* Aim:
Please filter the data below and keep every line that contains the string "management". Matching is case-sensitive.

* Dataset:
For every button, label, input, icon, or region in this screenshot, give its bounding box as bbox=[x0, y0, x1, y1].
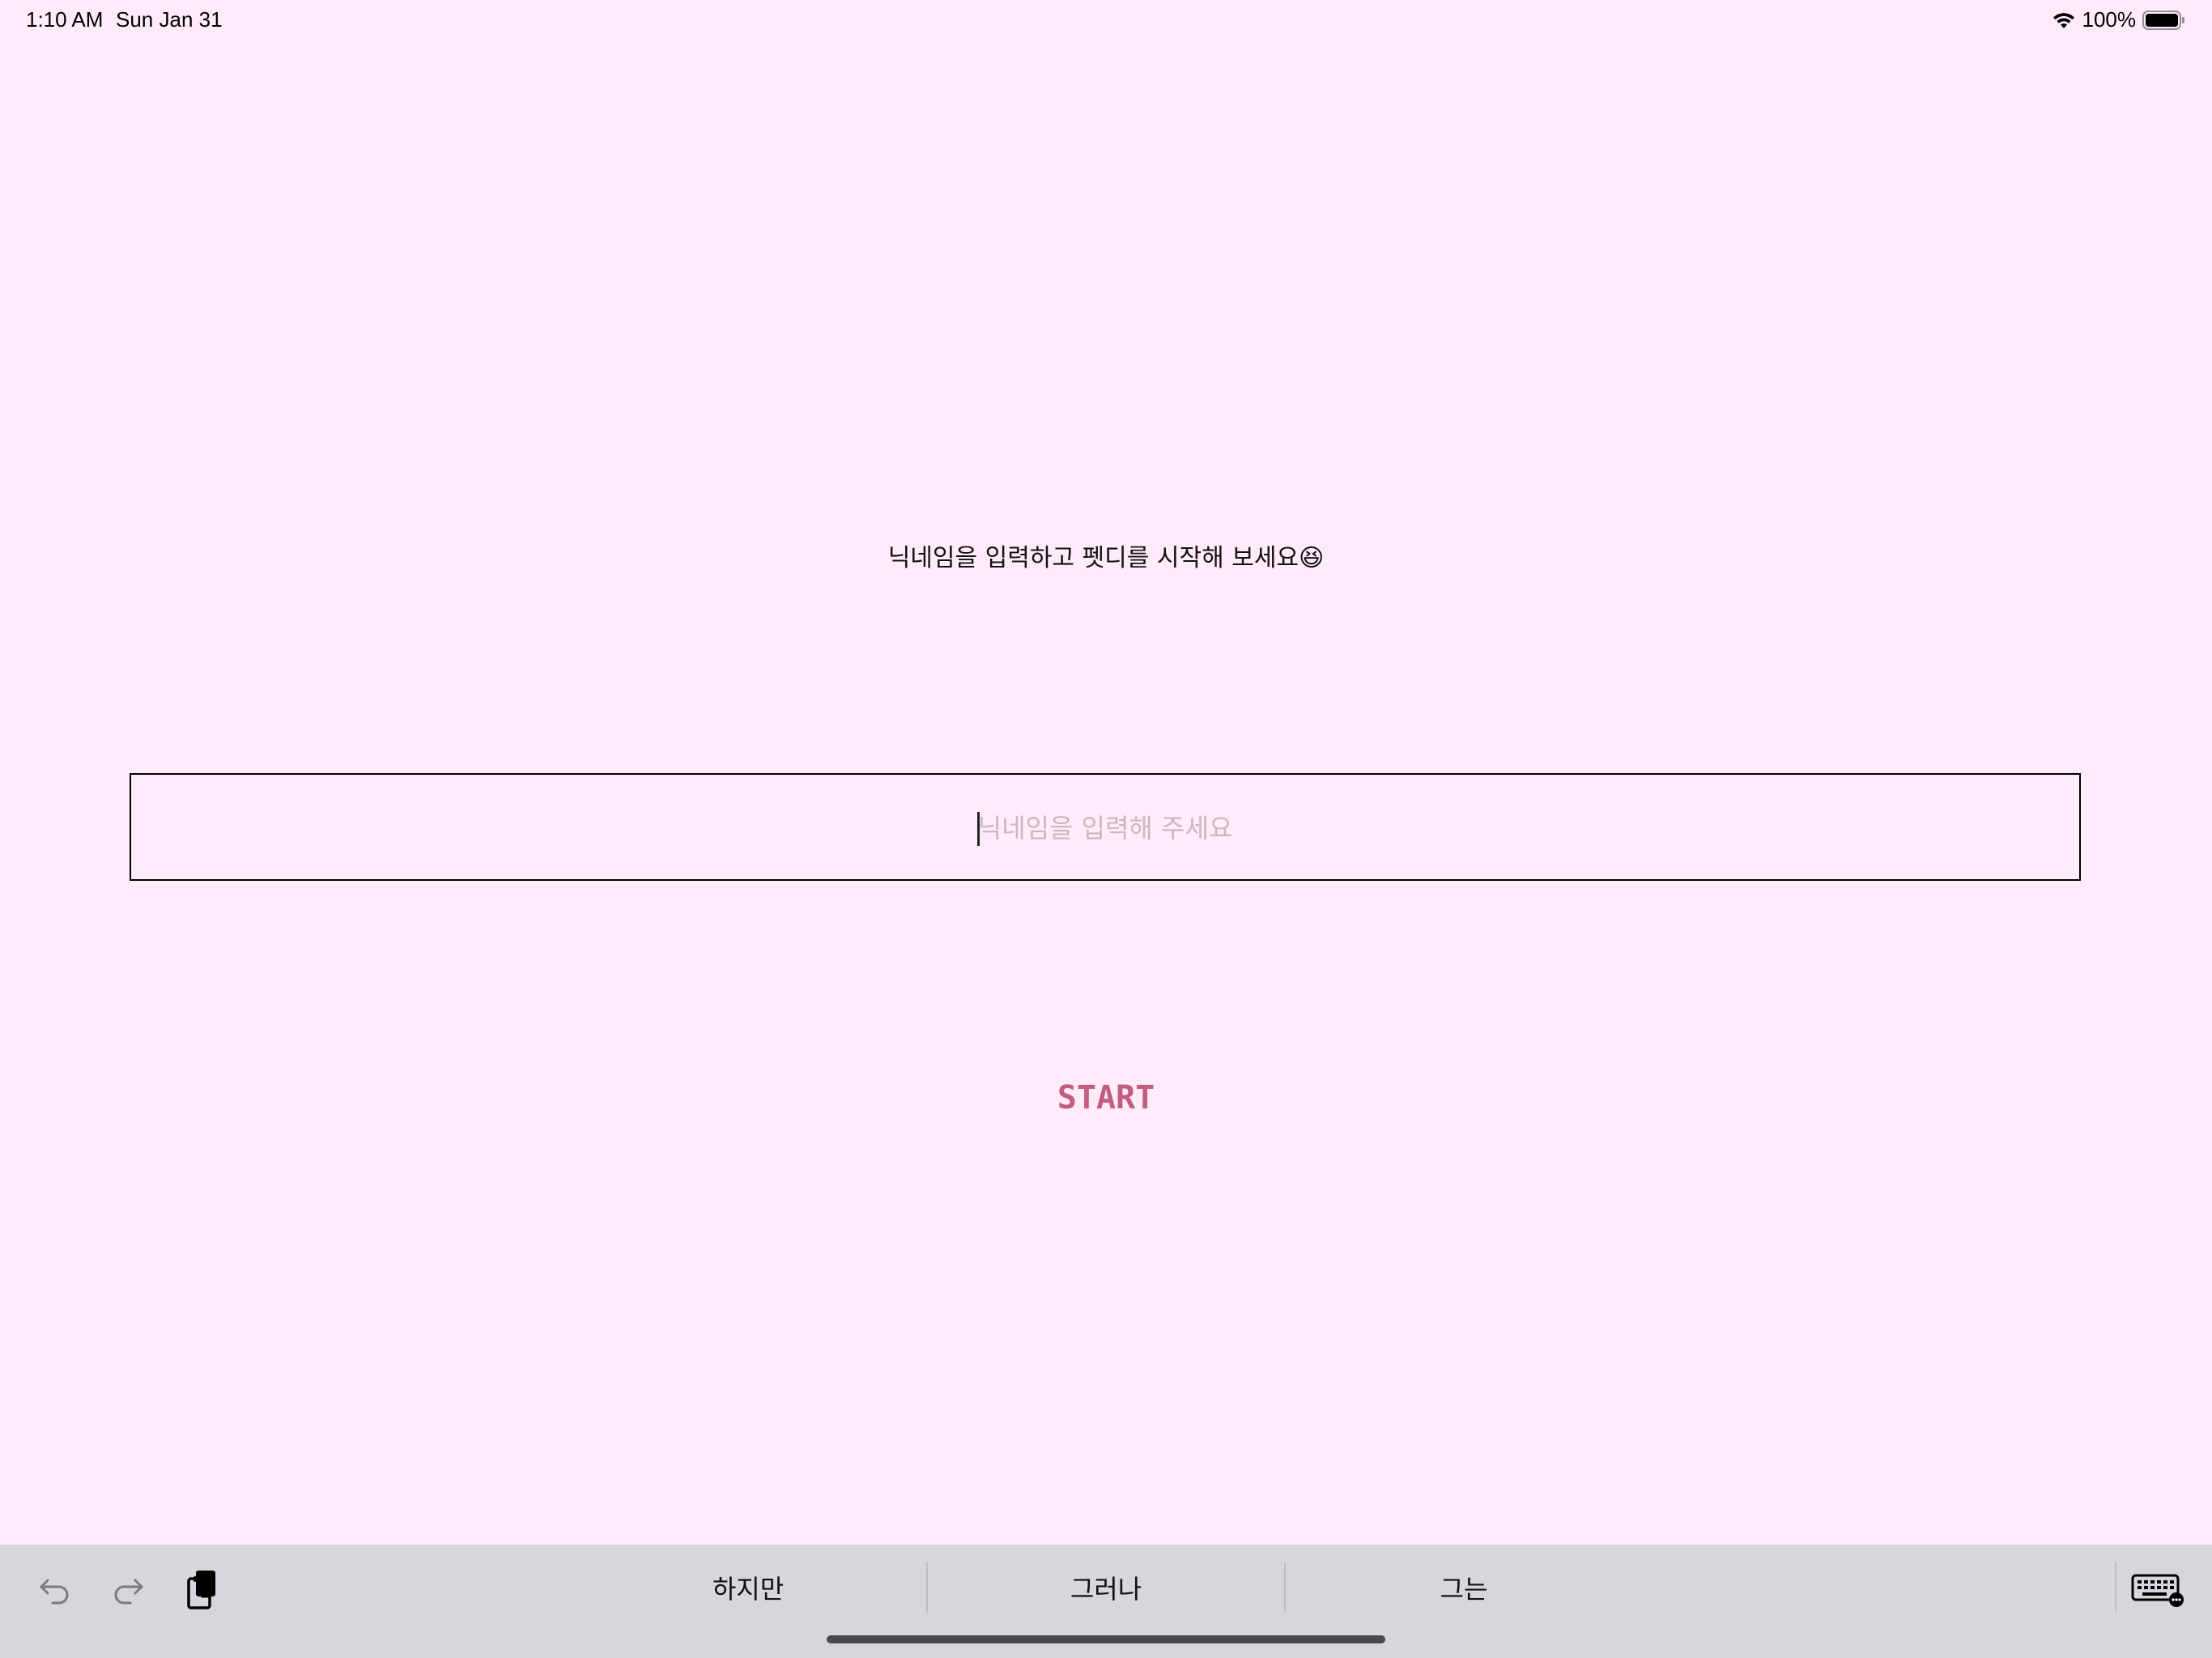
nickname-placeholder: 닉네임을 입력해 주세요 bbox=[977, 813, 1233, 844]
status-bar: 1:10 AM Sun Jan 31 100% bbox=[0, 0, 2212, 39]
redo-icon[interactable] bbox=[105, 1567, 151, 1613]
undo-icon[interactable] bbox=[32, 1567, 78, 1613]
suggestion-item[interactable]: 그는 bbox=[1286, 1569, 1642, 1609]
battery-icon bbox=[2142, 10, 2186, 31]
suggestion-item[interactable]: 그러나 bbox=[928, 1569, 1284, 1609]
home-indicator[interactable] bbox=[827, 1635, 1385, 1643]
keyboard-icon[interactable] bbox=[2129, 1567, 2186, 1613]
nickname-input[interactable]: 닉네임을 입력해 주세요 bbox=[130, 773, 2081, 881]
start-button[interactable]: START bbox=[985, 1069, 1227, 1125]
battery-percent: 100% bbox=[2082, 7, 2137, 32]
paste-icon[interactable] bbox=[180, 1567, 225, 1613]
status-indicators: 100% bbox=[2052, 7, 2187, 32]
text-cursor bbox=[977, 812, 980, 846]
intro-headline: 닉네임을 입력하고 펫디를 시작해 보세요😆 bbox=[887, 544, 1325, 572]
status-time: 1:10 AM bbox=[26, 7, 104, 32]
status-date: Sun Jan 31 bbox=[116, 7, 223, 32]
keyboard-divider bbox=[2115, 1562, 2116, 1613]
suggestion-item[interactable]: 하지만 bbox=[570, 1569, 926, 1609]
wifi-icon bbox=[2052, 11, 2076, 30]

...

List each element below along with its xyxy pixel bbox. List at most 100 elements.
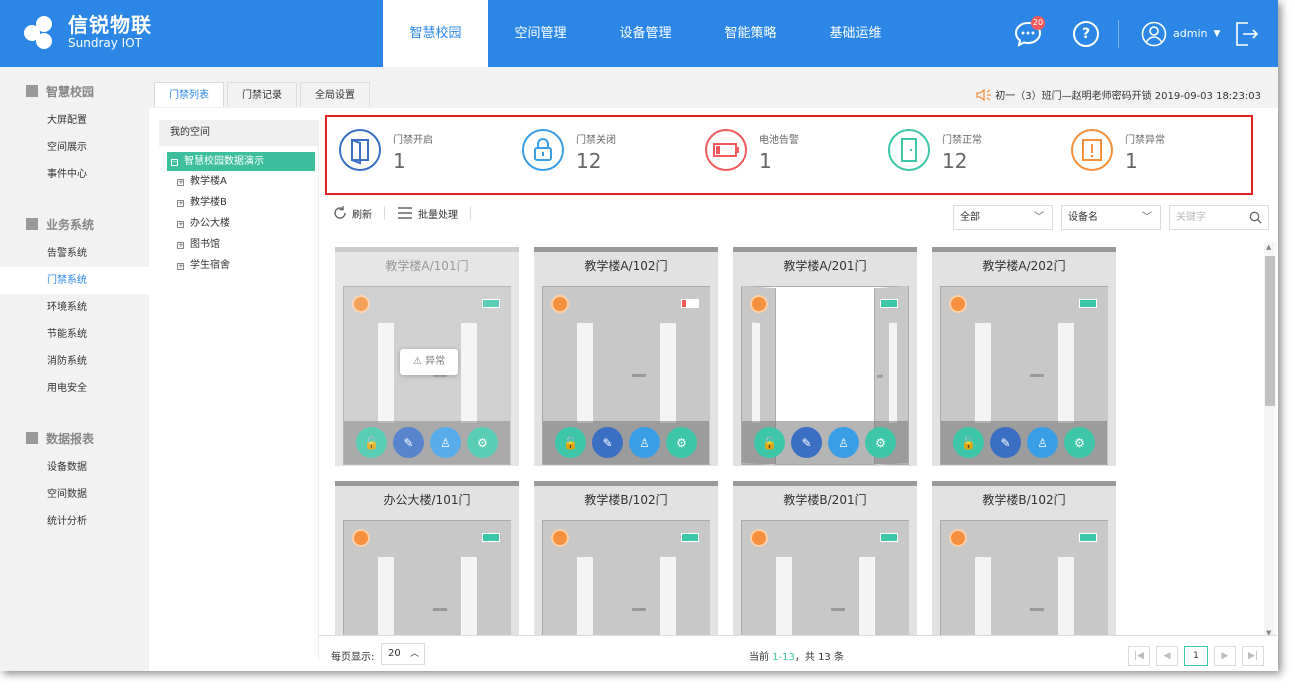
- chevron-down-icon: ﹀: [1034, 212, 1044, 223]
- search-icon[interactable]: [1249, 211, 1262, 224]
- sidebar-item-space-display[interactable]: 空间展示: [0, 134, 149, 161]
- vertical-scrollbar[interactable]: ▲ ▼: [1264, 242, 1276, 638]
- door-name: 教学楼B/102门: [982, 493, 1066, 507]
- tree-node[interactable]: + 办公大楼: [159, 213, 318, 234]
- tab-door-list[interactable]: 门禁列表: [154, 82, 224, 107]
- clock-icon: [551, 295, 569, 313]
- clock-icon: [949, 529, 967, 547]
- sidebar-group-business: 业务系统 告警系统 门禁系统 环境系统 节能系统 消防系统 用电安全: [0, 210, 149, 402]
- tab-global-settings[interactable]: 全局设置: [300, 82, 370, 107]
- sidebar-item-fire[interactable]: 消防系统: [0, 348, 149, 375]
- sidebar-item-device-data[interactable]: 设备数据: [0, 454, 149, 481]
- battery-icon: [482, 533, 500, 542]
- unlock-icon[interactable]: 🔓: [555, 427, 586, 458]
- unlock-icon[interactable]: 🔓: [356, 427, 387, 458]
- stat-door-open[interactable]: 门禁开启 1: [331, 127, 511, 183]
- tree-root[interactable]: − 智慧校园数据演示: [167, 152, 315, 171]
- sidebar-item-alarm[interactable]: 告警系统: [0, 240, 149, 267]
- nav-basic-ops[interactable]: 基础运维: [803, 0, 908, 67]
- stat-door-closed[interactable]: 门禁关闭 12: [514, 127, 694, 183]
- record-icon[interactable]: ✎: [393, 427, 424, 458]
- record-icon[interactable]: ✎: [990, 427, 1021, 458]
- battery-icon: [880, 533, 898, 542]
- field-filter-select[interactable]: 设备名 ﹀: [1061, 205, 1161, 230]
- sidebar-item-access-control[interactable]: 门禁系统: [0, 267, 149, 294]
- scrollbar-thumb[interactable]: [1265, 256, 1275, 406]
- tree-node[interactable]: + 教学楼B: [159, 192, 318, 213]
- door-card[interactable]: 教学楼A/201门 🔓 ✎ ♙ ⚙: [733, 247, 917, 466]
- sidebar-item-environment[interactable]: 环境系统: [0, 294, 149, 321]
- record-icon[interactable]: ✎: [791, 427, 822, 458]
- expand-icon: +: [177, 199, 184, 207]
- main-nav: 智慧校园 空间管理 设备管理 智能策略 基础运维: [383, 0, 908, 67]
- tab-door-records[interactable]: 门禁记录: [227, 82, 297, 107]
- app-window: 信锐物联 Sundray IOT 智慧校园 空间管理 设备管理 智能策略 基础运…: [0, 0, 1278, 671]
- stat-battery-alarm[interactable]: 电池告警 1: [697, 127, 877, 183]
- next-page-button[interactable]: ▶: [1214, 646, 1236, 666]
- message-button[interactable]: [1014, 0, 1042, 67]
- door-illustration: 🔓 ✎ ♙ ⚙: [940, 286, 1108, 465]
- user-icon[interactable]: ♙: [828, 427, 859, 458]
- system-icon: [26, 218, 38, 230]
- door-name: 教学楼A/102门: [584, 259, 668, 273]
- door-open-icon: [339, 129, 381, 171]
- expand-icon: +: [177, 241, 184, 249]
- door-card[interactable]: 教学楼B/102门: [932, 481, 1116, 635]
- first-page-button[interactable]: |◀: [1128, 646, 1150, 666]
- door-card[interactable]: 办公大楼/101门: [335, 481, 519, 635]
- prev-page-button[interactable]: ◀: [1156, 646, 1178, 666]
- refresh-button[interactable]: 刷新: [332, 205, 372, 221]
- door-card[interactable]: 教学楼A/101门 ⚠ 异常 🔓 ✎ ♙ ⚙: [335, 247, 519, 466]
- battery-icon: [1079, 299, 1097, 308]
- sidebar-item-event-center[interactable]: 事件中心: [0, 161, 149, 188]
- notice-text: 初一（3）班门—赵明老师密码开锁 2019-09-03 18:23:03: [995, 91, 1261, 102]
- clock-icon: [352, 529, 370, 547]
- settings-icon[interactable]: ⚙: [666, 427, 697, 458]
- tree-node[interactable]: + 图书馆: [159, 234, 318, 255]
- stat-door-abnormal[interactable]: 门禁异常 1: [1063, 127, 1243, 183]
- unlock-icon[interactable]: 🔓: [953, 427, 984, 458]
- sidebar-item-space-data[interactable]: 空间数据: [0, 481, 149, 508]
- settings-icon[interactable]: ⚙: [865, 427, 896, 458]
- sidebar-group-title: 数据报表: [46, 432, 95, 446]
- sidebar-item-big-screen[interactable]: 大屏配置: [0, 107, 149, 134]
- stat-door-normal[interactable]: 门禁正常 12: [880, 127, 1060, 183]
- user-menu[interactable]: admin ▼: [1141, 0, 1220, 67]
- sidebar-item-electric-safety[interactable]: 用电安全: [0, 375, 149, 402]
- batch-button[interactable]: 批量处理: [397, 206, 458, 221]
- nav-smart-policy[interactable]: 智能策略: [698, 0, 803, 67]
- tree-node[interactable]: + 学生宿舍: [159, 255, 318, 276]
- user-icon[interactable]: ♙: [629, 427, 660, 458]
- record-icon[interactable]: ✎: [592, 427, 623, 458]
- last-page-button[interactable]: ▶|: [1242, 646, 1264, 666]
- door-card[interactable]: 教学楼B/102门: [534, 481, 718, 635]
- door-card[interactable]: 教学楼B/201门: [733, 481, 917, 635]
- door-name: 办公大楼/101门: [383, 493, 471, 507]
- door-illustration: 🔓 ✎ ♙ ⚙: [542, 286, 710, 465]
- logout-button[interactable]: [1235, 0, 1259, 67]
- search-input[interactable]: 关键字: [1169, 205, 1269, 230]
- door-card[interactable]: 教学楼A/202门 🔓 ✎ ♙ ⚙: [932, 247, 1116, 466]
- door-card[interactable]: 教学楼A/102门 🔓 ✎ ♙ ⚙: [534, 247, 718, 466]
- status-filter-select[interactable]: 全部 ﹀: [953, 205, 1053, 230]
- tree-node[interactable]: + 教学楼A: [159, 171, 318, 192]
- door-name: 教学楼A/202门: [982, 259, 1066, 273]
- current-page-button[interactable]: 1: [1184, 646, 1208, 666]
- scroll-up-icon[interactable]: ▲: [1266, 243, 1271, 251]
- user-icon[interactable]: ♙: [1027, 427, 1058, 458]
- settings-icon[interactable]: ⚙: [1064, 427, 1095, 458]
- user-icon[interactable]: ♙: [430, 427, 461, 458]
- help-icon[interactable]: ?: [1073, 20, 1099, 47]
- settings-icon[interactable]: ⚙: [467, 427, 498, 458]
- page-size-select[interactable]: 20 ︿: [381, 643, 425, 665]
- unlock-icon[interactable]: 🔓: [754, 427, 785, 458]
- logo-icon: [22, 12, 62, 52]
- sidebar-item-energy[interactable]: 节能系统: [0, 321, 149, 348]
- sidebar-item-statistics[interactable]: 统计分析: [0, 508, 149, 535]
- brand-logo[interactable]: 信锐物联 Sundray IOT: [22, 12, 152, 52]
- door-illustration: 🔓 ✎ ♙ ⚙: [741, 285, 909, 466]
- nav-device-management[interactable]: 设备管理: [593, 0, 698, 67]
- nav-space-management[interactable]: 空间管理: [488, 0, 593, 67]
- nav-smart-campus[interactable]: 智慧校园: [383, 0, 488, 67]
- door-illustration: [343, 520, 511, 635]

* Exercise result:
- nav-device-management[interactable]: 设备管理: [593, 0, 698, 67]
- nav-space-management[interactable]: 空间管理: [488, 0, 593, 67]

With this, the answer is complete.